**Instruction**
Each entry in the listing below should be restated word for word.

**Given data**
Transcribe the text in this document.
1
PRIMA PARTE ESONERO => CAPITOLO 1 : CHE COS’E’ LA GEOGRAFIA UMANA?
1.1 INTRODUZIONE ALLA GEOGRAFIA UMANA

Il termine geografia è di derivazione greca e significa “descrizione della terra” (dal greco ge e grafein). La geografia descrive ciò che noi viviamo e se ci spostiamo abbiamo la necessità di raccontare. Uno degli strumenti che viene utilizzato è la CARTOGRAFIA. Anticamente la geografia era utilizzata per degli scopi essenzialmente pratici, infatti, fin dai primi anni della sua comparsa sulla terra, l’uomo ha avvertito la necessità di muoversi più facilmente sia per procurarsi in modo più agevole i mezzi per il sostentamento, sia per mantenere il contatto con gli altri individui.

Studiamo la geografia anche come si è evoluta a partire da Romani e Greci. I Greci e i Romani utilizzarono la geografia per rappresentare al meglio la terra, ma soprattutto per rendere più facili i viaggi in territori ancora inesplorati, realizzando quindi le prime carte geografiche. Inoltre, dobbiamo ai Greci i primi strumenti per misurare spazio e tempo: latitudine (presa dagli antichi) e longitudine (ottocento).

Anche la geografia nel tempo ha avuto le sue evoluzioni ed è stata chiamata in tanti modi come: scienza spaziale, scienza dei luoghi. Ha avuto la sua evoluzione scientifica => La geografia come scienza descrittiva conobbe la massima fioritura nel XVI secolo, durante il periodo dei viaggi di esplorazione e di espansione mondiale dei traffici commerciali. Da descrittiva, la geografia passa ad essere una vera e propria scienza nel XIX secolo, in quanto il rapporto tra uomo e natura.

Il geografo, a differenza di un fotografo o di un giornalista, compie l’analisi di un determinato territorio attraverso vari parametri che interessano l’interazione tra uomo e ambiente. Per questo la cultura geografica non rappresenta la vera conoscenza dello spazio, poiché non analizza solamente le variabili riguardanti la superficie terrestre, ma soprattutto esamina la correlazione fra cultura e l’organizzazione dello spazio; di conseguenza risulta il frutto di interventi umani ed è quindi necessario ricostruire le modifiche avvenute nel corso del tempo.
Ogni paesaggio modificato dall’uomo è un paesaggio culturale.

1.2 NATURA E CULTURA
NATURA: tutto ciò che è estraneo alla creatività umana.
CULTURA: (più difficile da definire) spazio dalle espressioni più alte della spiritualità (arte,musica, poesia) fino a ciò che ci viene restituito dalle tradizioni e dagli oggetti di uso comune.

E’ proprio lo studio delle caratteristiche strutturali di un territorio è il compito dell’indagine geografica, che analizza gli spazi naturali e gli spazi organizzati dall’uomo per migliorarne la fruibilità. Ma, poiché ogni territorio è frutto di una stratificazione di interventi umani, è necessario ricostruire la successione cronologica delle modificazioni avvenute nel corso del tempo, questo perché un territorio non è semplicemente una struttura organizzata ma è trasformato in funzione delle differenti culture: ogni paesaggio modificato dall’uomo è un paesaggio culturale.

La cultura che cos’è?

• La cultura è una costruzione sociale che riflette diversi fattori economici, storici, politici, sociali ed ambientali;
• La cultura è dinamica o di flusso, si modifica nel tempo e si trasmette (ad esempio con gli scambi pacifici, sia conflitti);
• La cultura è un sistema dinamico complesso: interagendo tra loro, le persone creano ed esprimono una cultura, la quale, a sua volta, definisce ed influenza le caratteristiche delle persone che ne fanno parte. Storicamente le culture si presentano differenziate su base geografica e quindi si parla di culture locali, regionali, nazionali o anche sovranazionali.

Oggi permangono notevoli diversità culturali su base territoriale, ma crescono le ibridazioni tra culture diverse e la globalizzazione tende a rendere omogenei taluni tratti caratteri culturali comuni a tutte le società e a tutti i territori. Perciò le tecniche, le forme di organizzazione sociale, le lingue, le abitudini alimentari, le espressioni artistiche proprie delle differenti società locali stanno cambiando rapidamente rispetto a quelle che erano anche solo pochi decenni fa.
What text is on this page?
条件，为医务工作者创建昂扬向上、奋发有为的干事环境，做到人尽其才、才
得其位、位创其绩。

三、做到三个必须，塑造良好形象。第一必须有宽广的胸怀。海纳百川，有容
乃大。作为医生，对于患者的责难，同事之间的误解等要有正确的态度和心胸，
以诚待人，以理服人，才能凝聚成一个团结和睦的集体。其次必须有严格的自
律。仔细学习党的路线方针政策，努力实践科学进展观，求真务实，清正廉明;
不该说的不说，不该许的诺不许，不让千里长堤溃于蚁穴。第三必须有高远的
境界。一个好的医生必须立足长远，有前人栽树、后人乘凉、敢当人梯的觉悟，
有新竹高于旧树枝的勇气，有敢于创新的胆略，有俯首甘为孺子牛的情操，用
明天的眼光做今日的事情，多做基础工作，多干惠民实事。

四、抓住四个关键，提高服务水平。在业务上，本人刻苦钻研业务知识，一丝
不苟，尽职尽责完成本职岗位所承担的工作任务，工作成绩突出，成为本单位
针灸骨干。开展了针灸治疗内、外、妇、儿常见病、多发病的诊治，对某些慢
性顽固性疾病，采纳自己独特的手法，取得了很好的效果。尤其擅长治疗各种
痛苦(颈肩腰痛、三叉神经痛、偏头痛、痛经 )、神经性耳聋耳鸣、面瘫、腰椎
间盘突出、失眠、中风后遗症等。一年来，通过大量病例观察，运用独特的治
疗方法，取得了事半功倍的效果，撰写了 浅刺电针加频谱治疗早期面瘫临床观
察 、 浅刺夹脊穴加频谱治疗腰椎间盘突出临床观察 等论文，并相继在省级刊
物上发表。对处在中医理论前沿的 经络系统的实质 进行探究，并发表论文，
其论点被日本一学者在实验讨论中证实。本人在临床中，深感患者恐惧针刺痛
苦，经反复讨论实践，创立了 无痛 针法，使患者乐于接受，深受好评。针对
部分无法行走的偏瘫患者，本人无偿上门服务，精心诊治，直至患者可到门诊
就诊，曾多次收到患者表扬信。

**Solution below**
Transcribe the text in this document.
1
PRIMA PARTE ESONERO => CAPITOLO 1 : CHE COS’E’ LA GEOGRAFIA UMANA?
1.1 INTRODUZIONE ALLA GEOGRAFIA UMANA

Il termine geografia è di derivazione greca e significa “descrizione della terra” (dal greco ge e grafein). La geografia descrive ciò che noi viviamo e se ci spostiamo abbiamo la necessità di raccontare. Uno degli strumenti che viene utilizzato è la CARTOGRAFIA. Anticamente la geografia era utilizzata per degli scopi essenzialmente pratici, infatti, fin dai primi anni della sua comparsa sulla terra, l’uomo ha avvertito la necessità di muoversi più facilmente sia per procurarsi in modo più agevole i mezzi per il sostentamento, sia per mantenere il contatto con gli altri individui.

Studiamo la geografia anche come si è evoluta a partire da Romani e Greci. I Greci e i Romani utilizzarono la geografia per rappresentare al meglio la terra, ma soprattutto per rendere più facili i viaggi in territori ancora inesplorati, realizzando quindi le prime carte geografiche. Inoltre, dobbiamo ai Greci i primi strumenti per misurare spazio e tempo: latitudine (presa dagli antichi) e longitudine (ottocento).

Anche la geografia nel tempo ha avuto le sue evoluzioni ed è stata chiamata in tanti modi come: scienza spaziale, scienza dei luoghi. Ha avuto la sua evoluzione scientifica => La geografia come scienza descrittiva conobbe la massima fioritura nel XVI secolo, durante il periodo dei viaggi di esplorazione e di espansione mondiale dei traffici commerciali. Da descrittiva, la geografia passa ad essere una vera e propria scienza nel XIX secolo, in quanto il rapporto tra uomo e natura.

Il geografo, a differenza di un fotografo o di un giornalista, compie l’analisi di un determinato territorio attraverso vari parametri che interessano l’interazione tra uomo e ambiente. Per questo la cultura geografica non rappresenta la vera conoscenza dello spazio, poiché non analizza solamente le variabili riguardanti la superficie terrestre, ma soprattutto esamina la correlazione fra cultura e l’organizzazione dello spazio; di conseguenza risulta il frutto di interventi umani ed è quindi necessario ricostruire le modifiche avvenute nel corso del tempo.
Ogni paesaggio modificato dall’uomo è un paesaggio culturale.

1.2 NATURA E CULTURA
NATURA: tutto ciò che è estraneo alla creatività umana.
CULTURA: (più difficile da definire) spazio dalle espressioni più alte della spiritualità (arte,musica, poesia) fino a ciò che ci viene restituito dalle tradizioni e dagli oggetti di uso comune.

E’ proprio lo studio delle caratteristiche strutturali di un territorio è il compito dell’indagine geografica, che analizza gli spazi naturali e gli spazi organizzati dall’uomo per migliorarne la fruibilità. Ma, poiché ogni territorio è frutto di una stratificazione di interventi umani, è necessario ricostruire la successione cronologica delle modificazioni avvenute nel corso del tempo, questo perché un territorio non è semplicemente una struttura organizzata ma è trasformato in funzione delle differenti culture: ogni paesaggio modificato dall’uomo è un paesaggio culturale.

La cultura che cos’è?

• La cultura è una costruzione sociale che riflette diversi fattori economici, storici, politici, sociali ed ambientali;
• La cultura è dinamica o di flusso, si modifica nel tempo e si trasmette (ad esempio con gli scambi pacifici, sia conflitti);
• La cultura è un sistema dinamico complesso: interagendo tra loro, le persone creano ed esprimono una cultura, la quale, a sua volta, definisce ed influenza le caratteristiche delle persone che ne fanno parte. Storicamente le culture si presentano differenziate su base geografica e quindi si parla di culture locali, regionali, nazionali o anche sovranazionali.

Oggi permangono notevoli diversità culturali su base territoriale, ma crescono le ibridazioni tra culture diverse e la globalizzazione tende a rendere omogenei taluni tratti caratteri culturali comuni a tutte le società e a tutti i territori. Perciò le tecniche, le forme di organizzazione sociale, le lingue, le abitudini alimentari, le espressioni artistiche proprie delle differenti società locali stanno cambiando rapidamente rispetto a quelle che erano anche solo pochi decenni fa.
What text is on this page?
条件，为医务工作者创建昂扬向上、奋发有为的干事环境，做到人尽其才、才
得其位、位创其绩。

三、做到三个必须，塑造良好形象。第一必须有宽广的胸怀。海纳百川，有容
乃大。作为医生，对于患者的责难，同事之间的误解等要有正确的态度和心胸，
以诚待人，以理服人，才能凝聚成一个团结和睦的集体。其次必须有严格的自
律。仔细学习党的路线方针政策，努力实践科学进展观，求真务实，清正廉明;
不该说的不说，不该许的诺不许，不让千里长堤溃于蚁穴。第三必须有高远的
境界。一个好的医生必须立足长远，有前人栽树、后人乘凉、敢当人梯的觉悟，
有新竹高于旧树枝的勇气，有敢于创新的胆略，有俯首甘为孺子牛的情操，用
明天的眼光做今日的事情，多做基础工作，多干惠民实事。

四、抓住四个关键，提高服务水平。在业务上，本人刻苦钻研业务知识，一丝
不苟，尽职尽责完成本职岗位所承担的工作任务，工作成绩突出，成为本单位
针灸骨干。开展了针灸治疗内、外、妇、儿常见病、多发病的诊治，对某些慢
性顽固性疾病，采纳自己独特的手法，取得了很好的效果。尤其擅长治疗各种
痛苦(颈肩腰痛、三叉神经痛、偏头痛、痛经 )、神经性耳聋耳鸣、面瘫、腰椎
间盘突出、失眠、中风后遗症等。一年来，通过大量病例观察，运用独特的治
疗方法，取得了事半功倍的效果，撰写了 浅刺电针加频谱治疗早期面瘫临床观
察 、 浅刺夹脊穴加频谱治疗腰椎间盘突出临床观察 等论文，并相继在省级刊
物上发表。对处在中医理论前沿的 经络系统的实质 进行探究，并发表论文，
其论点被日本一学者在实验讨论中证实。本人在临床中，深感患者恐惧针刺痛
苦，经反复讨论实践，创立了 无痛 针法，使患者乐于接受，深受好评。针对
部分无法行走的偏瘫患者，本人无偿上门服务，精心诊治，直至患者可到门诊
就诊，曾多次收到患者表扬信。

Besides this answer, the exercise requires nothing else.